== Supplied material ==

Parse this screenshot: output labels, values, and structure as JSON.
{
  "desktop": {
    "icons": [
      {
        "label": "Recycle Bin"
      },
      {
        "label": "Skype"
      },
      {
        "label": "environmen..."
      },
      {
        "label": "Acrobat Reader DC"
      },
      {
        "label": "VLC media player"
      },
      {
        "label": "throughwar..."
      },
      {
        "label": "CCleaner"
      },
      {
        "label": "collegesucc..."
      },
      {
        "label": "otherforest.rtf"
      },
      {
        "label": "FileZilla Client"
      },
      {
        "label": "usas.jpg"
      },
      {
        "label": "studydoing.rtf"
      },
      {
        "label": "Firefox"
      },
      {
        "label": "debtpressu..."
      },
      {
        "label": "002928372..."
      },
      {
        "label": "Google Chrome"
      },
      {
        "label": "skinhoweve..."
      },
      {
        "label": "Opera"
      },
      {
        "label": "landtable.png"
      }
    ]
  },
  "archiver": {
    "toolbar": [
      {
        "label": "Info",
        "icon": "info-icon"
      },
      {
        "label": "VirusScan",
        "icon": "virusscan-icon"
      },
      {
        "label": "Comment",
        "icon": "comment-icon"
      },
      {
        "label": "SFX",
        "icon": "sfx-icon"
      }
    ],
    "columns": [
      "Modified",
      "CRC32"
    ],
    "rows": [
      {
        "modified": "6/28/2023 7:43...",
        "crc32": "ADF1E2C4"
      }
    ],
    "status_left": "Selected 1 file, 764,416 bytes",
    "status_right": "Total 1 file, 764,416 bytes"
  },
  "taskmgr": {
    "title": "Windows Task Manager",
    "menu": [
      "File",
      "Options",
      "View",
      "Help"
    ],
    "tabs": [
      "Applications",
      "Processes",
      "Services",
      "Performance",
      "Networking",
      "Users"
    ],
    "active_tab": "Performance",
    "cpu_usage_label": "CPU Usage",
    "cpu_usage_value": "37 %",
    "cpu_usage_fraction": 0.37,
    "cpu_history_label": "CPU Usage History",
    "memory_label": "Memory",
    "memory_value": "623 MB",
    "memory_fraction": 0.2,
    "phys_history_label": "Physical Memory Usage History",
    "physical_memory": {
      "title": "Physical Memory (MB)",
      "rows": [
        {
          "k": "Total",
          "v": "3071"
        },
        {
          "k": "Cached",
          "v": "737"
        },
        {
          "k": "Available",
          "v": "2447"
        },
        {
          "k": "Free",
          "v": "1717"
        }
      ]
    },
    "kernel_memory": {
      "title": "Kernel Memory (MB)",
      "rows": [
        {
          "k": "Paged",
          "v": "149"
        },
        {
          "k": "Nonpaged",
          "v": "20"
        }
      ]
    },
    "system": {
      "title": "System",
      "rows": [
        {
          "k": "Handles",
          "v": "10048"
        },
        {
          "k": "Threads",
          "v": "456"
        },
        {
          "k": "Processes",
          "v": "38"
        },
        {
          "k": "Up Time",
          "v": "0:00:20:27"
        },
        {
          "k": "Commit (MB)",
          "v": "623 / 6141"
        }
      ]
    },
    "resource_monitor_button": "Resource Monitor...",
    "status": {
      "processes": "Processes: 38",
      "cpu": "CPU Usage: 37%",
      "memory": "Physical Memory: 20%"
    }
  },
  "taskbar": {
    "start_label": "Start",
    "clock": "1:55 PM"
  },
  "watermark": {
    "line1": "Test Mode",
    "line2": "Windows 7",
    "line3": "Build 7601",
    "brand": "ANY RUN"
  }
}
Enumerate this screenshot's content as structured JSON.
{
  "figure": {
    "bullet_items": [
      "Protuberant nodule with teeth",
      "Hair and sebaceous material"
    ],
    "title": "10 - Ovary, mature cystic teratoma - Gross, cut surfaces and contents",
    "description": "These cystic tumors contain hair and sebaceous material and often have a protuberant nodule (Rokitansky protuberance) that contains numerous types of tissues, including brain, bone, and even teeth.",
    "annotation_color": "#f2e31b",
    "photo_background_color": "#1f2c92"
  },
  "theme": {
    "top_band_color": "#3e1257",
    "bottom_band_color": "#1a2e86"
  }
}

== About this task ==
From the entries above, copy out every line where the string "bytes" appears.

== Solution to this exercise ==
    "status_left": "Selected 1 file, 764,416 bytes",
    "status_right": "Total 1 file, 764,416 bytes"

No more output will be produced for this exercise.